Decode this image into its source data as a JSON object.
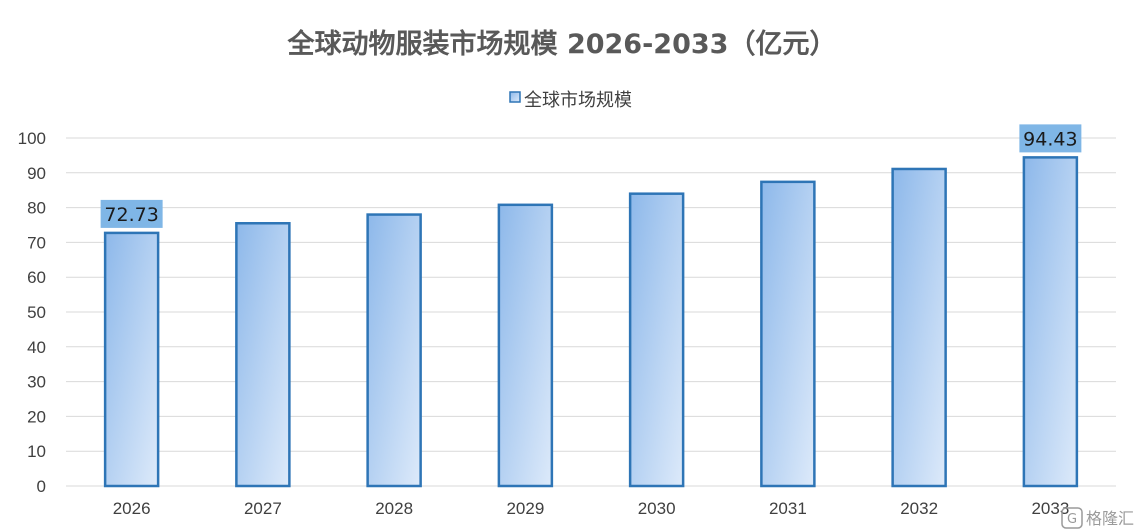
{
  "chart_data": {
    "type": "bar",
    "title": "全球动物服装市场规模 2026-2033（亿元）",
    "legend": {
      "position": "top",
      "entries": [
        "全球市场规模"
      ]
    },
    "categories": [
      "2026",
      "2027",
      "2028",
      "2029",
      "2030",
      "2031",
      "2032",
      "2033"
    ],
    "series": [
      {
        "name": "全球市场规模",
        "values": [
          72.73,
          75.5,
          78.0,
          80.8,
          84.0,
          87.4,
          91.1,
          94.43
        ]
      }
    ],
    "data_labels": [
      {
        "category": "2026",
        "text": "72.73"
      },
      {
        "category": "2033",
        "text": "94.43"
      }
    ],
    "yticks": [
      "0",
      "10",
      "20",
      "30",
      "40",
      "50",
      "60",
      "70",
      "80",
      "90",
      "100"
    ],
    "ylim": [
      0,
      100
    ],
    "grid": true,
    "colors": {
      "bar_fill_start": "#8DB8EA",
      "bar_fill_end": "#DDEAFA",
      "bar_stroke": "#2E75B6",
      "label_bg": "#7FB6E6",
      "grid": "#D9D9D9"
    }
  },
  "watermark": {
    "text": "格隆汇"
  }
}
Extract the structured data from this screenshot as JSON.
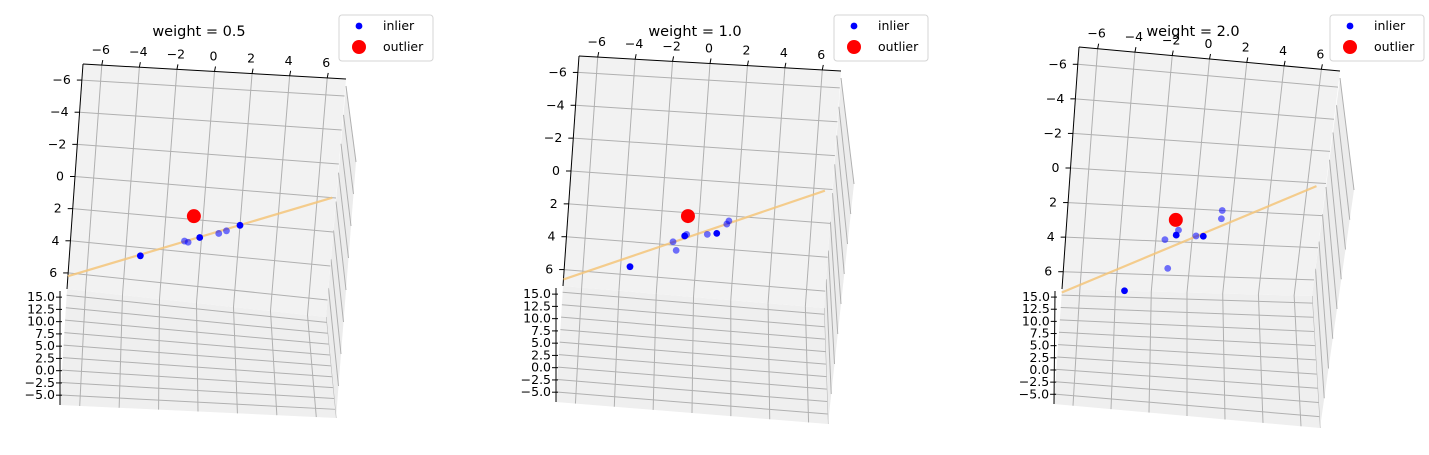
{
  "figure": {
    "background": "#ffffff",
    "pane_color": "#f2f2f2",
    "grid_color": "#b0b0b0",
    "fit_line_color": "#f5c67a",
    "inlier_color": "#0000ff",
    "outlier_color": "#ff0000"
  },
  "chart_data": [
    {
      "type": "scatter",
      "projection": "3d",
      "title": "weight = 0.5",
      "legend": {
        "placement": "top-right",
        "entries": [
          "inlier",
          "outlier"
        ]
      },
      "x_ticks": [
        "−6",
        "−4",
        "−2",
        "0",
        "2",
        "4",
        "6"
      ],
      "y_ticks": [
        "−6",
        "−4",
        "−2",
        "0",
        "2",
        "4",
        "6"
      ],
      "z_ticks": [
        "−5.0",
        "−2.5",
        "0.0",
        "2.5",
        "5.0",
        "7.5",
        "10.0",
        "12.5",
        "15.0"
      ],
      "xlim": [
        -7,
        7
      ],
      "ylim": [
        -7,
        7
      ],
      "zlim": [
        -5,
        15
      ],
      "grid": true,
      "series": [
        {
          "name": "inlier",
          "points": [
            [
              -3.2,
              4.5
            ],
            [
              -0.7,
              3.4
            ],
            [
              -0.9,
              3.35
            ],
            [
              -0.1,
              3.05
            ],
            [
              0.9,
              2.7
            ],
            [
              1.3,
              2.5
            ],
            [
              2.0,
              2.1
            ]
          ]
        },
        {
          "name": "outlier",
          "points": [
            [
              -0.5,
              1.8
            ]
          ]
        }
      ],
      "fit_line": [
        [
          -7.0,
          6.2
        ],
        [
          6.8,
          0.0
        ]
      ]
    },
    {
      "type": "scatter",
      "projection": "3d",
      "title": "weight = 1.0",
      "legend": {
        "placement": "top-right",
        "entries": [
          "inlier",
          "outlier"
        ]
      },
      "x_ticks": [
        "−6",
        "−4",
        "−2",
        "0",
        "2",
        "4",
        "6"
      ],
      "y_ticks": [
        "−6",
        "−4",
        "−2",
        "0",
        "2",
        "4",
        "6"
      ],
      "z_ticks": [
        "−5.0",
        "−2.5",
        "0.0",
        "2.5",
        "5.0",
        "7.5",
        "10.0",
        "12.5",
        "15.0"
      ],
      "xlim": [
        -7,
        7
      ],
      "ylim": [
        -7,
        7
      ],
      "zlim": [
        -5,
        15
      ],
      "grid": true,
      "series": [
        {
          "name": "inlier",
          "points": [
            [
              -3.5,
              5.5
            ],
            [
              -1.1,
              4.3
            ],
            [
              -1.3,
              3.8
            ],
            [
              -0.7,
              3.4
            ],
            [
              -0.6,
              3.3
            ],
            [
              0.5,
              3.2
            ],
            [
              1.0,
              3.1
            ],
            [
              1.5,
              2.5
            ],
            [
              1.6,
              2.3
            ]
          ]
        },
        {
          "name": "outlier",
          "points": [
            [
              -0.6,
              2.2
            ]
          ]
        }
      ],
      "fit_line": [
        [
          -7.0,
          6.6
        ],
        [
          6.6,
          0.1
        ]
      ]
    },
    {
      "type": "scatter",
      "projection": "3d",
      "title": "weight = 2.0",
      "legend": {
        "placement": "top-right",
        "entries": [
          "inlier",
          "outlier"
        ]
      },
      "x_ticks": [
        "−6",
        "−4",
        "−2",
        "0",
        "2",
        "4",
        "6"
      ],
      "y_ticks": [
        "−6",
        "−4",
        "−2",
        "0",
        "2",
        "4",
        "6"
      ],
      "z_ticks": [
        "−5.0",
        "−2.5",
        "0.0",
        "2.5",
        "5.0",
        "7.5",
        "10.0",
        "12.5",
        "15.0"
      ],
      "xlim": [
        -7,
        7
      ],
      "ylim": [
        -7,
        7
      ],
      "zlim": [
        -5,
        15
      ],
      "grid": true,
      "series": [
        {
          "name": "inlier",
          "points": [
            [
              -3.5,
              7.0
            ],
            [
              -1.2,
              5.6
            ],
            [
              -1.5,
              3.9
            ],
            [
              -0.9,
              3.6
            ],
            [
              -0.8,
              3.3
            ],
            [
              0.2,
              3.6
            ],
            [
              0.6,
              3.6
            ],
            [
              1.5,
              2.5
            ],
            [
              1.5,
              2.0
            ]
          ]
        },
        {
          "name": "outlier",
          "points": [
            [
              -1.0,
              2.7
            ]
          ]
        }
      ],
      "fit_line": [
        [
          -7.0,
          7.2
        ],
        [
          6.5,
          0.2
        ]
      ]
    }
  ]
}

------------------------------------

* [SHORT EXERCISE]: Output the full set of records above without changing a word, and drop the images.

* [EXPECTED ANSWER]:
Decode this image into its source data as a JSON object.
{
  "chart_data": {
    "type": "bar",
    "title": "全球动物服装市场规模 2026-2033（亿元）",
    "legend": {
      "position": "top",
      "entries": [
        "全球市场规模"
      ]
    },
    "categories": [
      "2026",
      "2027",
      "2028",
      "2029",
      "2030",
      "2031",
      "2032",
      "2033"
    ],
    "series": [
      {
        "name": "全球市场规模",
        "values": [
          72.73,
          75.5,
          78.0,
          80.8,
          84.0,
          87.4,
          91.1,
          94.43
        ]
      }
    ],
    "data_labels": [
      {
        "category": "2026",
        "text": "72.73"
      },
      {
        "category": "2033",
        "text": "94.43"
      }
    ],
    "yticks": [
      "0",
      "10",
      "20",
      "30",
      "40",
      "50",
      "60",
      "70",
      "80",
      "90",
      "100"
    ],
    "ylim": [
      0,
      100
    ],
    "grid": true,
    "colors": {
      "bar_fill_start": "#8DB8EA",
      "bar_fill_end": "#DDEAFA",
      "bar_stroke": "#2E75B6",
      "label_bg": "#7FB6E6",
      "grid": "#D9D9D9"
    }
  },
  "watermark": {
    "text": "格隆汇"
  }
}
Extract the structured data from this screenshot as JSON.
{
  "figure": {
    "background": "#ffffff",
    "pane_color": "#f2f2f2",
    "grid_color": "#b0b0b0",
    "fit_line_color": "#f5c67a",
    "inlier_color": "#0000ff",
    "outlier_color": "#ff0000"
  },
  "chart_data": [
    {
      "type": "scatter",
      "projection": "3d",
      "title": "weight = 0.5",
      "legend": {
        "placement": "top-right",
        "entries": [
          "inlier",
          "outlier"
        ]
      },
      "x_ticks": [
        "−6",
        "−4",
        "−2",
        "0",
        "2",
        "4",
        "6"
      ],
      "y_ticks": [
        "−6",
        "−4",
        "−2",
        "0",
        "2",
        "4",
        "6"
      ],
      "z_ticks": [
        "−5.0",
        "−2.5",
        "0.0",
        "2.5",
        "5.0",
        "7.5",
        "10.0",
        "12.5",
        "15.0"
      ],
      "xlim": [
        -7,
        7
      ],
      "ylim": [
        -7,
        7
      ],
      "zlim": [
        -5,
        15
      ],
      "grid": true,
      "series": [
        {
          "name": "inlier",
          "points": [
            [
              -3.2,
              4.5
            ],
            [
              -0.7,
              3.4
            ],
            [
              -0.9,
              3.35
            ],
            [
              -0.1,
              3.05
            ],
            [
              0.9,
              2.7
            ],
            [
              1.3,
              2.5
            ],
            [
              2.0,
              2.1
            ]
          ]
        },
        {
          "name": "outlier",
          "points": [
            [
              -0.5,
              1.8
            ]
          ]
        }
      ],
      "fit_line": [
        [
          -7.0,
          6.2
        ],
        [
          6.8,
          0.0
        ]
      ]
    },
    {
      "type": "scatter",
      "projection": "3d",
      "title": "weight = 1.0",
      "legend": {
        "placement": "top-right",
        "entries": [
          "inlier",
          "outlier"
        ]
      },
      "x_ticks": [
        "−6",
        "−4",
        "−2",
        "0",
        "2",
        "4",
        "6"
      ],
      "y_ticks": [
        "−6",
        "−4",
        "−2",
        "0",
        "2",
        "4",
        "6"
      ],
      "z_ticks": [
        "−5.0",
        "−2.5",
        "0.0",
        "2.5",
        "5.0",
        "7.5",
        "10.0",
        "12.5",
        "15.0"
      ],
      "xlim": [
        -7,
        7
      ],
      "ylim": [
        -7,
        7
      ],
      "zlim": [
        -5,
        15
      ],
      "grid": true,
      "series": [
        {
          "name": "inlier",
          "points": [
            [
              -3.5,
              5.5
            ],
            [
              -1.1,
              4.3
            ],
            [
              -1.3,
              3.8
            ],
            [
              -0.7,
              3.4
            ],
            [
              -0.6,
              3.3
            ],
            [
              0.5,
              3.2
            ],
            [
              1.0,
              3.1
            ],
            [
              1.5,
              2.5
            ],
            [
              1.6,
              2.3
            ]
          ]
        },
        {
          "name": "outlier",
          "points": [
            [
              -0.6,
              2.2
            ]
          ]
        }
      ],
      "fit_line": [
        [
          -7.0,
          6.6
        ],
        [
          6.6,
          0.1
        ]
      ]
    },
    {
      "type": "scatter",
      "projection": "3d",
      "title": "weight = 2.0",
      "legend": {
        "placement": "top-right",
        "entries": [
          "inlier",
          "outlier"
        ]
      },
      "x_ticks": [
        "−6",
        "−4",
        "−2",
        "0",
        "2",
        "4",
        "6"
      ],
      "y_ticks": [
        "−6",
        "−4",
        "−2",
        "0",
        "2",
        "4",
        "6"
      ],
      "z_ticks": [
        "−5.0",
        "−2.5",
        "0.0",
        "2.5",
        "5.0",
        "7.5",
        "10.0",
        "12.5",
        "15.0"
      ],
      "xlim": [
        -7,
        7
      ],
      "ylim": [
        -7,
        7
      ],
      "zlim": [
        -5,
        15
      ],
      "grid": true,
      "series": [
        {
          "name": "inlier",
          "points": [
            [
              -3.5,
              7.0
            ],
            [
              -1.2,
              5.6
            ],
            [
              -1.5,
              3.9
            ],
            [
              -0.9,
              3.6
            ],
            [
              -0.8,
              3.3
            ],
            [
              0.2,
              3.6
            ],
            [
              0.6,
              3.6
            ],
            [
              1.5,
              2.5
            ],
            [
              1.5,
              2.0
            ]
          ]
        },
        {
          "name": "outlier",
          "points": [
            [
              -1.0,
              2.7
            ]
          ]
        }
      ],
      "fit_line": [
        [
          -7.0,
          7.2
        ],
        [
          6.5,
          0.2
        ]
      ]
    }
  ]
}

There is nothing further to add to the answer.